** Doel **
Schrijf de regels uit de lijst precies over, van de regel met "data-point-land-glint (265, 234, 276, 244)" tot en met de regel met "data-point-ocean-glint (142, 82, 153, 92)".
---- Aangeleverd materiaal
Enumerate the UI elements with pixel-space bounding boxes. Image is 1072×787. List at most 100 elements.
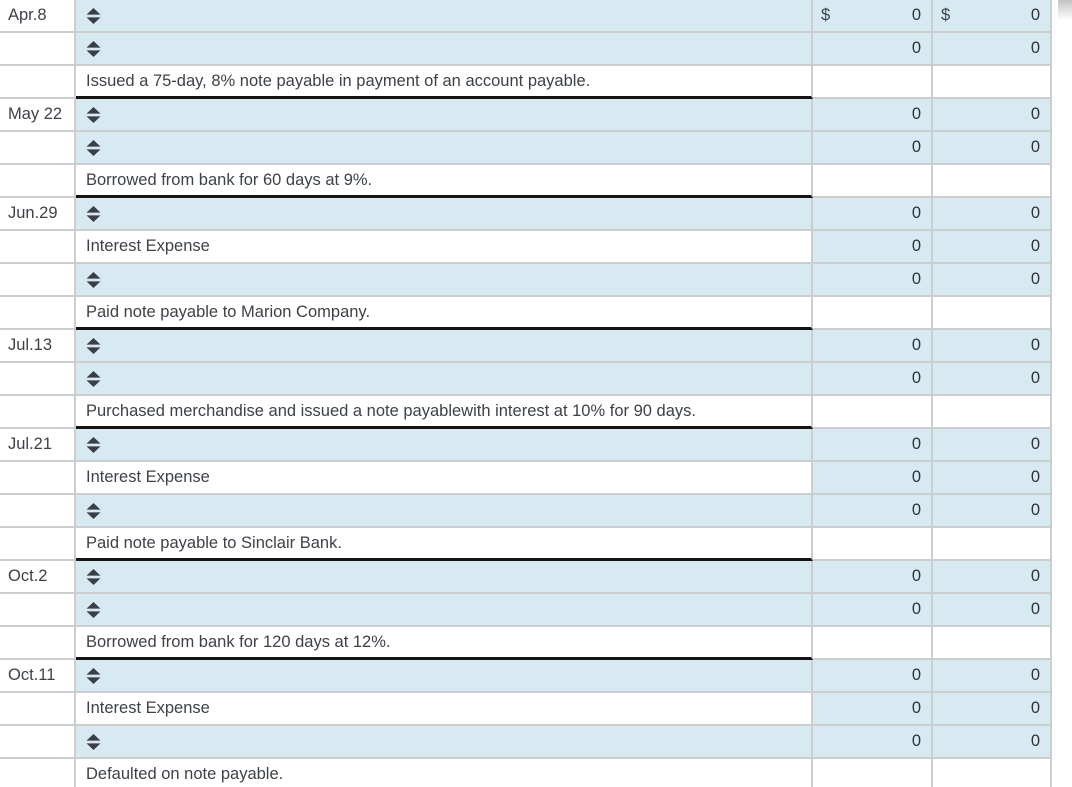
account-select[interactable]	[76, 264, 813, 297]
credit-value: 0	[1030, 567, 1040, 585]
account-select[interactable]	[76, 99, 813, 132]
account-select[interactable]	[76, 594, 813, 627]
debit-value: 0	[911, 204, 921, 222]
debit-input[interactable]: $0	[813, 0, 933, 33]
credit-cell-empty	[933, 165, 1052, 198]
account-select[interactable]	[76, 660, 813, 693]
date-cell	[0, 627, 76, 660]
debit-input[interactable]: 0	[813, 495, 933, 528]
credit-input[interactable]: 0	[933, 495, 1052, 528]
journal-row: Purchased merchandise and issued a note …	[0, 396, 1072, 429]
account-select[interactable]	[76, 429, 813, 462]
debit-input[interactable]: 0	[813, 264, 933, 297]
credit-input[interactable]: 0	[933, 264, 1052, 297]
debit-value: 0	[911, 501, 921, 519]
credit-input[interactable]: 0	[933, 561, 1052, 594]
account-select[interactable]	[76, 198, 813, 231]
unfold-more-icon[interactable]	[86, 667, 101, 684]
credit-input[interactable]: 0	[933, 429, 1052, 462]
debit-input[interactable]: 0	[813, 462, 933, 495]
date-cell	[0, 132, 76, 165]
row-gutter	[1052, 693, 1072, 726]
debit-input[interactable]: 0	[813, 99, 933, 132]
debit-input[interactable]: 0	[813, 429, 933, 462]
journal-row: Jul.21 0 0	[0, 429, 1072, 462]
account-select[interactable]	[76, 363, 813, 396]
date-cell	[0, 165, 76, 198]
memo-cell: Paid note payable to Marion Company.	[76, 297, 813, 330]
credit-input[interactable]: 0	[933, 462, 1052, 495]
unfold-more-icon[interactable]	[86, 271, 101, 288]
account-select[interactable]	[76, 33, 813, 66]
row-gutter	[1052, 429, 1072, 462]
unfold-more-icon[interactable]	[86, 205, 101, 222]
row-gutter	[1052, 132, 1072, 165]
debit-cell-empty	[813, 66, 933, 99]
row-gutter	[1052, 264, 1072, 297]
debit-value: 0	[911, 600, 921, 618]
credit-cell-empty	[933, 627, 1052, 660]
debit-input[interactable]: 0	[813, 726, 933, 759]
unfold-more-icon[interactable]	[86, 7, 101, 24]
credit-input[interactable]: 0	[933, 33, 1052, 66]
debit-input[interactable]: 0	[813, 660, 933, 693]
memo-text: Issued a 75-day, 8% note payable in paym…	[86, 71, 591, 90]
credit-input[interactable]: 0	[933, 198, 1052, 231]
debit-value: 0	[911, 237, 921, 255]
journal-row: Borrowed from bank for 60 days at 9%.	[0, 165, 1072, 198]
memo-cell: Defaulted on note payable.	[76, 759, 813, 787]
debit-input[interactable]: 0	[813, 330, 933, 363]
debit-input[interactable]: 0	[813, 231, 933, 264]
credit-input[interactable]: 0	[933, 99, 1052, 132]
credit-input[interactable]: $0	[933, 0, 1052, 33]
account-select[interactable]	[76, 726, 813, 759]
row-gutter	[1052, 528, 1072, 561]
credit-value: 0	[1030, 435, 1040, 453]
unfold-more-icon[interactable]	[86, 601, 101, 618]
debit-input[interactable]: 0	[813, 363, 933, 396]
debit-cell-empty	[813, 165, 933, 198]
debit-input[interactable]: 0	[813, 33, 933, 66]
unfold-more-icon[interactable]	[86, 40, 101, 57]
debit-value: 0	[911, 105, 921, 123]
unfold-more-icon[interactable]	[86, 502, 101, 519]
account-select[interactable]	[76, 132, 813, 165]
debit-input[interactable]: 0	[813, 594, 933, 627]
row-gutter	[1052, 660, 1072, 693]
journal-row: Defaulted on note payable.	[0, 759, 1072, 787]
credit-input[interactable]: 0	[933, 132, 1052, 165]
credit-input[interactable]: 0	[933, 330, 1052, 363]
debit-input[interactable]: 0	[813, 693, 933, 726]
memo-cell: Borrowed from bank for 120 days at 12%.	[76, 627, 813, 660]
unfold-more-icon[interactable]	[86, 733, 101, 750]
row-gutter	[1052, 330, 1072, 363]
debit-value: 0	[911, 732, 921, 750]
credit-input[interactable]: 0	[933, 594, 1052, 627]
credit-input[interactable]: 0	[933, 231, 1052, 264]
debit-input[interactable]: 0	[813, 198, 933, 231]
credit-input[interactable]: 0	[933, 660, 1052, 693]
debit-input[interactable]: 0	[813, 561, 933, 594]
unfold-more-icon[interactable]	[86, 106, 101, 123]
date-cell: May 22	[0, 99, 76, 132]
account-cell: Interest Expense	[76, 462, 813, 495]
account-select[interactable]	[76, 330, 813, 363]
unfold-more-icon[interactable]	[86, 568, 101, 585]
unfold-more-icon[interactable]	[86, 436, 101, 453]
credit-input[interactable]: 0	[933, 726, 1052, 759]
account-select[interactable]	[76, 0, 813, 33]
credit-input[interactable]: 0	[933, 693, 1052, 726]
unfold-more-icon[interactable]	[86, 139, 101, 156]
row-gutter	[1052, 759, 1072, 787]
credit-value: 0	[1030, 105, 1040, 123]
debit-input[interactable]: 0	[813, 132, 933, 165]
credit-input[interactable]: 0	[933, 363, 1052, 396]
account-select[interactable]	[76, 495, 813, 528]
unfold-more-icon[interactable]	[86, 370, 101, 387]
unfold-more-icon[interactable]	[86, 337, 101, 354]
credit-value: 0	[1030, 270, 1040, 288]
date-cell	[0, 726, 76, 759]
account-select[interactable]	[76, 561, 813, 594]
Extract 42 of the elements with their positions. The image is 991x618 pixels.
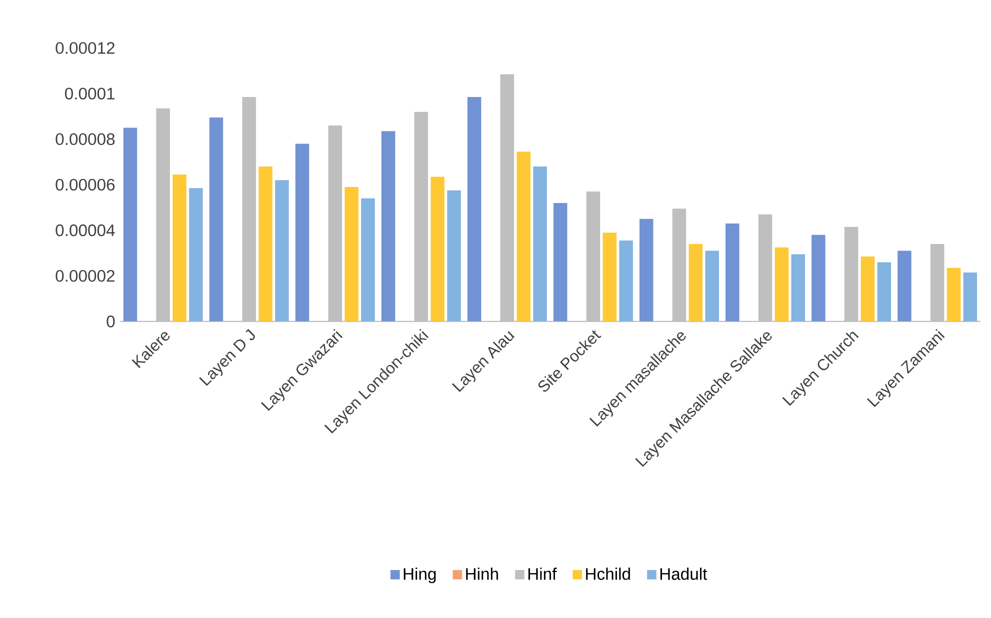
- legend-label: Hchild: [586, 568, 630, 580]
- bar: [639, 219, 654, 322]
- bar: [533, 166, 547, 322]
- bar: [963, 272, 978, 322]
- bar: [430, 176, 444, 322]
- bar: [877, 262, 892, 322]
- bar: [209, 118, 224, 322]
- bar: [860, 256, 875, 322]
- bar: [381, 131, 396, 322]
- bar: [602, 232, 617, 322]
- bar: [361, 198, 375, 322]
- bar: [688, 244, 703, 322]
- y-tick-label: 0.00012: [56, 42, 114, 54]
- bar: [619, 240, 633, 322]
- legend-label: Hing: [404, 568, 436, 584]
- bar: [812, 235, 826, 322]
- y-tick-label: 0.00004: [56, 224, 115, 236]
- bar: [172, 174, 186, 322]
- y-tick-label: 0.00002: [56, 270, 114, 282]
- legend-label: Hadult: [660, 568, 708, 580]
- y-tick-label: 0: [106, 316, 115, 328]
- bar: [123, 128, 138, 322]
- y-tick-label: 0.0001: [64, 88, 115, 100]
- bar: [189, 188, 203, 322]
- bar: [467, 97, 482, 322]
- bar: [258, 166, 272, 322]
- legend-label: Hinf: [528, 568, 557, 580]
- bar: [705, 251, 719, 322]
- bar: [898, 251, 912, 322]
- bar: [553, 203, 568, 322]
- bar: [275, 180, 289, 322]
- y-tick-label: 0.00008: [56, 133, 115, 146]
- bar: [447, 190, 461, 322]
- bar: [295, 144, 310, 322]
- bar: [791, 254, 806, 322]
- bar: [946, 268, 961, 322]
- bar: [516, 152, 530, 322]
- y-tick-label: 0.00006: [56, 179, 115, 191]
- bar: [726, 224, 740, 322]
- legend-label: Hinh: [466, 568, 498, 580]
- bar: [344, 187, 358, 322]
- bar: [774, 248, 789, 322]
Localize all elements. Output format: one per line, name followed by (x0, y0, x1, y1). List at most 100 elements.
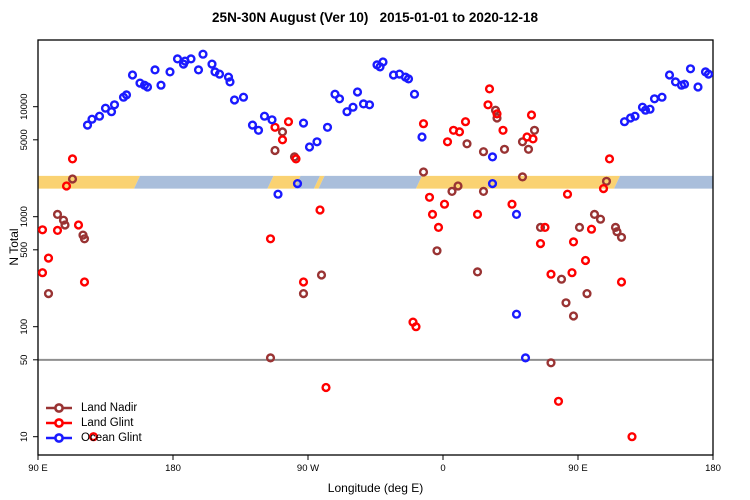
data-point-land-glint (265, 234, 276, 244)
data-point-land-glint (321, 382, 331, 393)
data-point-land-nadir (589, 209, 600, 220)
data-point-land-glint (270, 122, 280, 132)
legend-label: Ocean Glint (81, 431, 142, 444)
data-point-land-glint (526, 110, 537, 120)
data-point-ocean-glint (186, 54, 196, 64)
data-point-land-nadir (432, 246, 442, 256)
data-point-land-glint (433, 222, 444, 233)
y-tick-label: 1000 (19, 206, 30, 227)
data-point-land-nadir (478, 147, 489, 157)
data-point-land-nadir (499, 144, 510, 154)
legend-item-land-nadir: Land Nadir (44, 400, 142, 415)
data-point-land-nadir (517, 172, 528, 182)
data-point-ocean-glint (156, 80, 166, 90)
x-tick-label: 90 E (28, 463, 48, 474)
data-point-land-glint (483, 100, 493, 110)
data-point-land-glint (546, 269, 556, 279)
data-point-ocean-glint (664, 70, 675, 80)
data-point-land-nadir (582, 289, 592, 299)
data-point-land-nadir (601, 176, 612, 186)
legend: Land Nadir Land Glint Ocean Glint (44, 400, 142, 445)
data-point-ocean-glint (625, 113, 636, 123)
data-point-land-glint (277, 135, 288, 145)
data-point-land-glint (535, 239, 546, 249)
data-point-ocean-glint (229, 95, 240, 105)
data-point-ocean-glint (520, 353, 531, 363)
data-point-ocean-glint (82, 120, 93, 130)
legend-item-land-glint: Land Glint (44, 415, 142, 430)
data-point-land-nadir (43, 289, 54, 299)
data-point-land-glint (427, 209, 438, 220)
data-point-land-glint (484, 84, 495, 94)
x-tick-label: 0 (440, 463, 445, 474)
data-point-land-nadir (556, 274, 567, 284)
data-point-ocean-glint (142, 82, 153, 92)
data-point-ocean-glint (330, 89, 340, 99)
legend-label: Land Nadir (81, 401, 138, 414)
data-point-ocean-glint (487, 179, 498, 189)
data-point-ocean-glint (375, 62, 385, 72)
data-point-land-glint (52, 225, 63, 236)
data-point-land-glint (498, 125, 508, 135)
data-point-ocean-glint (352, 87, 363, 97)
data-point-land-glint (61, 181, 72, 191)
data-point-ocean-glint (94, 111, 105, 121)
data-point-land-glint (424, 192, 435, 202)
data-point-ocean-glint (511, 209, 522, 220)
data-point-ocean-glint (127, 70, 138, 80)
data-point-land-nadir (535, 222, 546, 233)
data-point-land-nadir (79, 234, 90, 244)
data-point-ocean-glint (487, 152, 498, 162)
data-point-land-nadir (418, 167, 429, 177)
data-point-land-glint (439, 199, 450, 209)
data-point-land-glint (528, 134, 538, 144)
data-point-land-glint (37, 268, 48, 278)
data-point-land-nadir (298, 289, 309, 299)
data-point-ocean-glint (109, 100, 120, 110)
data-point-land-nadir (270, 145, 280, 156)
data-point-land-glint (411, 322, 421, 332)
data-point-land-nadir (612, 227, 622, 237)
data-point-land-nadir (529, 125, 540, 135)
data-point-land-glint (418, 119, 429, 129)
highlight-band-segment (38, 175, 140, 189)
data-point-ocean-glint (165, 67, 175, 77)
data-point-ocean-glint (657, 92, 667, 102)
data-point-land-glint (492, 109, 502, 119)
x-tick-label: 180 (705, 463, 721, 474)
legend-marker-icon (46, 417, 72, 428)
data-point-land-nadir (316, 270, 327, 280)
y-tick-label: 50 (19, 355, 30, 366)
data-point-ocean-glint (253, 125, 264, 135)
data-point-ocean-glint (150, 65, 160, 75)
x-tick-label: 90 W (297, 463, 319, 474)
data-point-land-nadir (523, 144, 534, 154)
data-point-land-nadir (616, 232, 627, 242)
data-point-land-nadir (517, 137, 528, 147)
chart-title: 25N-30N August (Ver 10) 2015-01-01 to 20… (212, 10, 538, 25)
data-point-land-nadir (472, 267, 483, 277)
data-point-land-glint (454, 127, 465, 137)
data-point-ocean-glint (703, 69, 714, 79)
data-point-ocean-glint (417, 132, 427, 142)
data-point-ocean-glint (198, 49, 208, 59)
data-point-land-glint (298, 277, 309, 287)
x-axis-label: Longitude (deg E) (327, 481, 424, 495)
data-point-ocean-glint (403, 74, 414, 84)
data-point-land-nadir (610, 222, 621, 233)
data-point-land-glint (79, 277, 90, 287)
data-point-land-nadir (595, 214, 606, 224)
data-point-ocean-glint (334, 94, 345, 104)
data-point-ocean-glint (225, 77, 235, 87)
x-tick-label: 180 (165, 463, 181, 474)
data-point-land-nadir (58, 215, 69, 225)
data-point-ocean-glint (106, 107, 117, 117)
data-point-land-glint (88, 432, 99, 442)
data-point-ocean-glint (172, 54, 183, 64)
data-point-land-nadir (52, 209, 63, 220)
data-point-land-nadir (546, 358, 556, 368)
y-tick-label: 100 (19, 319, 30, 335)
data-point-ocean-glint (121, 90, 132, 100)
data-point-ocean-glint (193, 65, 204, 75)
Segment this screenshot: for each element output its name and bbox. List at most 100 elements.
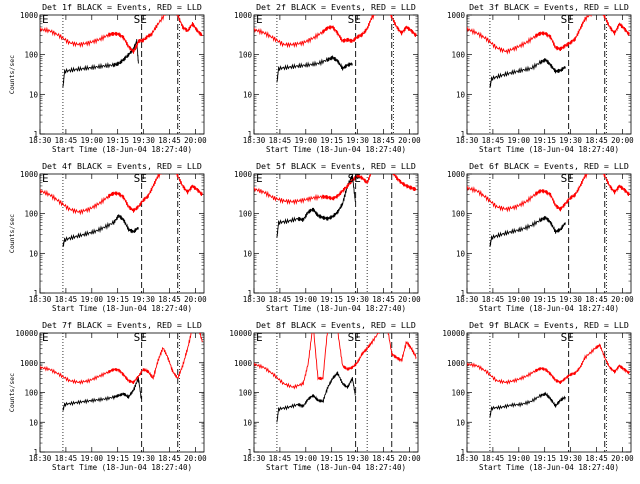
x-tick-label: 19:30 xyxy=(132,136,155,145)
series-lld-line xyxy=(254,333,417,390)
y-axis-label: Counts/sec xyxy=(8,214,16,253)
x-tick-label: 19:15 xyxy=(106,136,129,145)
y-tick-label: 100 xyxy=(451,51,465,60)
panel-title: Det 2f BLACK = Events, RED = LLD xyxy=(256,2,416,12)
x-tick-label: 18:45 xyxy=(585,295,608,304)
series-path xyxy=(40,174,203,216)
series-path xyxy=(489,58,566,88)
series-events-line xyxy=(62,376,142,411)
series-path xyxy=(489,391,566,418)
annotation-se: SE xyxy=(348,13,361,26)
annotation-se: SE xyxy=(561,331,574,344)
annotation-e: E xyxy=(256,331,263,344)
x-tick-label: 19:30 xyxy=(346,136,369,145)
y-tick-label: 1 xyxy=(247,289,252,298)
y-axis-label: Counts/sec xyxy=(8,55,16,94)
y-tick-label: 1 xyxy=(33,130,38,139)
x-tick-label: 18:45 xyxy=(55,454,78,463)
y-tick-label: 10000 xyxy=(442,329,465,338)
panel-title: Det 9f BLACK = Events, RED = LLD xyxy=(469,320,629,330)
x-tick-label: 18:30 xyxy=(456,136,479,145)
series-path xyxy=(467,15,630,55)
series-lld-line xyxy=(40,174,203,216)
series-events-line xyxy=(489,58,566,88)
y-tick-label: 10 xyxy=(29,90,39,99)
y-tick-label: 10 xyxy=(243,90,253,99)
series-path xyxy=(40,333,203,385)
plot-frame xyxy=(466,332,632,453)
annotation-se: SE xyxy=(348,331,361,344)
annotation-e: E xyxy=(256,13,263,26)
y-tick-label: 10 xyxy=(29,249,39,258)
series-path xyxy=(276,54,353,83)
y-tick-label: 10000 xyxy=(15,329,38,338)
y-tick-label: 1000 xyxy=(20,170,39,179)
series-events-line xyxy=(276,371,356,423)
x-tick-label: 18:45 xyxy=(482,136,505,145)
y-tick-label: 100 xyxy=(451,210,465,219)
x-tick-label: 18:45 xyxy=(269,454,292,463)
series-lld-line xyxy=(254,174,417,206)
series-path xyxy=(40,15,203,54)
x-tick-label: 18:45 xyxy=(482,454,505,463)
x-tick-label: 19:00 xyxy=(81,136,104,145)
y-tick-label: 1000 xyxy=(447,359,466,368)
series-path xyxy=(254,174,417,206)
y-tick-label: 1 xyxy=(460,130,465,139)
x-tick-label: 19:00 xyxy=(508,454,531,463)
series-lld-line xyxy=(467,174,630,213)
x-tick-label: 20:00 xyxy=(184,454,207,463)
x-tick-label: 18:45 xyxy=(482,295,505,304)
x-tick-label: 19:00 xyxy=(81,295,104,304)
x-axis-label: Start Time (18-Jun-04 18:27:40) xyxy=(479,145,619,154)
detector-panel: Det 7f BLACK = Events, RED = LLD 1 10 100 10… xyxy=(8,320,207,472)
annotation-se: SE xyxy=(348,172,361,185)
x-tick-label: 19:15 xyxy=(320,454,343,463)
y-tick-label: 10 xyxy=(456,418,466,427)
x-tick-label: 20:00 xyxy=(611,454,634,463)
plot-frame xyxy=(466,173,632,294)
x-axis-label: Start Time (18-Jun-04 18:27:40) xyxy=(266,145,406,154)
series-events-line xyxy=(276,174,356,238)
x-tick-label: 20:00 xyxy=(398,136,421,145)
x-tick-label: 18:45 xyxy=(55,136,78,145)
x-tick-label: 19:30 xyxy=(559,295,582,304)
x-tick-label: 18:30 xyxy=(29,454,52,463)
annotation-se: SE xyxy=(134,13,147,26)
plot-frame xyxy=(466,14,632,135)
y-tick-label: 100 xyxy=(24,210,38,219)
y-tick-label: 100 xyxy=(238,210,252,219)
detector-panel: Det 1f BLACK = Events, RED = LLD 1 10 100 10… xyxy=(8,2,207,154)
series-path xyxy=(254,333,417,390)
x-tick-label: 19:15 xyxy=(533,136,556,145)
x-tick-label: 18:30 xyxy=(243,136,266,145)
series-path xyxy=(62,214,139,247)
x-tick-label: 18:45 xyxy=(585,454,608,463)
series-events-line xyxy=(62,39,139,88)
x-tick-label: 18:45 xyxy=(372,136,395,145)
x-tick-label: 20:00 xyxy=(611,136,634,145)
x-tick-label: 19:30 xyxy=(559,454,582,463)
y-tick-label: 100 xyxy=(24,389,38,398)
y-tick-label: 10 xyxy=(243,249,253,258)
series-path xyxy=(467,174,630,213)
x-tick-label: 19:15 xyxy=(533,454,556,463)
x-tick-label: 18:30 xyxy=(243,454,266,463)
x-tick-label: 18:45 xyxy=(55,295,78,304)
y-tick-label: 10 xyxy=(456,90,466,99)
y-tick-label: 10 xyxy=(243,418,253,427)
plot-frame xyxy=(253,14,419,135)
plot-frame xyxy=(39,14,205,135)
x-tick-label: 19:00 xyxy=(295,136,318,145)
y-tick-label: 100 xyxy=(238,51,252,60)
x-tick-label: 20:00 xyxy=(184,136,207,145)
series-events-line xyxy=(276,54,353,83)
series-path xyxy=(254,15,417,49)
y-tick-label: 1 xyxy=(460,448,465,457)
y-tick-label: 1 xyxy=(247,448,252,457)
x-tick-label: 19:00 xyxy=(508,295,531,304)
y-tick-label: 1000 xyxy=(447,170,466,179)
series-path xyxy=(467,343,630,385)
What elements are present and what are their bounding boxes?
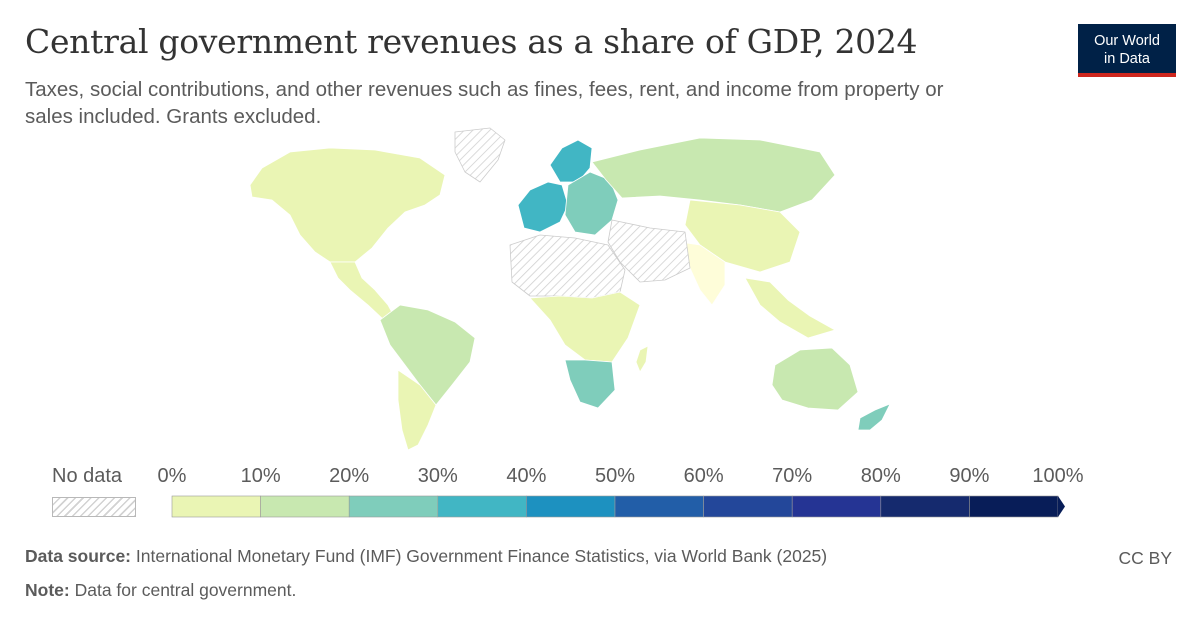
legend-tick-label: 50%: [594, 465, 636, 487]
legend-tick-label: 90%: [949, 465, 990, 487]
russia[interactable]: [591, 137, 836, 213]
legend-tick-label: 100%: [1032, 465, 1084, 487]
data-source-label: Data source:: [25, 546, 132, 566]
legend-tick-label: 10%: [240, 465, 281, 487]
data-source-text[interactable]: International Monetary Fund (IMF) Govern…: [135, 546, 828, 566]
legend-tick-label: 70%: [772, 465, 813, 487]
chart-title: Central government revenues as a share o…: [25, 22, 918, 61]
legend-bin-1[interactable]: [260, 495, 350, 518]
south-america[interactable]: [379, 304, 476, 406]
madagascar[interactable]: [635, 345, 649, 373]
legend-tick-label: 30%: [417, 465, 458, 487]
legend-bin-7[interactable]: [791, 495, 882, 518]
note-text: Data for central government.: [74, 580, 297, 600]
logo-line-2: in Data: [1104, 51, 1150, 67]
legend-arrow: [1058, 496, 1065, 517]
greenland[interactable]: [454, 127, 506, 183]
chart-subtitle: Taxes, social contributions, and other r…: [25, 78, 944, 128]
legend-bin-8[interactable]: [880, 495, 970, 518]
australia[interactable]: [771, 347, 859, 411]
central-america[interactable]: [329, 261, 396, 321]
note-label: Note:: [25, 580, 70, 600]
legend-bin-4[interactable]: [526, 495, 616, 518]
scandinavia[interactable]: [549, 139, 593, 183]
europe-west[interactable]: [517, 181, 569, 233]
--------
** De oplossing **
data-point-land-glint (265, 234, 276, 244)
data-point-land-glint (321, 382, 331, 393)
data-point-land-nadir (589, 209, 600, 220)
data-point-land-glint (270, 122, 280, 132)
legend-label: Ocean Glint (81, 431, 142, 444)
data-point-land-glint (526, 110, 537, 120)
data-point-ocean-glint (186, 54, 196, 64)
data-point-land-nadir (432, 246, 442, 256)
data-point-land-glint (433, 222, 444, 233)
y-tick-label: 1000 (19, 206, 30, 227)
data-point-land-nadir (478, 147, 489, 157)
data-point-land-nadir (499, 144, 510, 154)
legend-item-land-nadir: Land Nadir (44, 400, 142, 415)
data-point-land-nadir (517, 172, 528, 182)
data-point-ocean-glint (156, 80, 166, 90)
x-tick-label: 90 E (28, 463, 48, 474)
data-point-land-glint (483, 100, 493, 110)
data-point-land-glint (546, 269, 556, 279)
data-point-ocean-glint (664, 70, 675, 80)
data-point-land-nadir (582, 289, 592, 299)
data-point-land-nadir (601, 176, 612, 186)
legend: Land Nadir Land Glint Ocean Glint (44, 400, 142, 445)
data-point-ocean-glint (625, 113, 636, 123)
data-point-land-glint (277, 135, 288, 145)
data-point-land-glint (535, 239, 546, 249)
data-point-ocean-glint (229, 95, 240, 105)
data-point-ocean-glint (520, 353, 531, 363)
data-point-ocean-glint (82, 120, 93, 130)
legend-item-land-glint: Land Glint (44, 415, 142, 430)
data-point-land-nadir (43, 289, 54, 299)
data-point-land-glint (427, 209, 438, 220)
data-point-land-glint (484, 84, 495, 94)
x-tick-label: 0 (440, 463, 445, 474)
data-point-land-nadir (556, 274, 567, 284)
data-point-ocean-glint (142, 82, 153, 92)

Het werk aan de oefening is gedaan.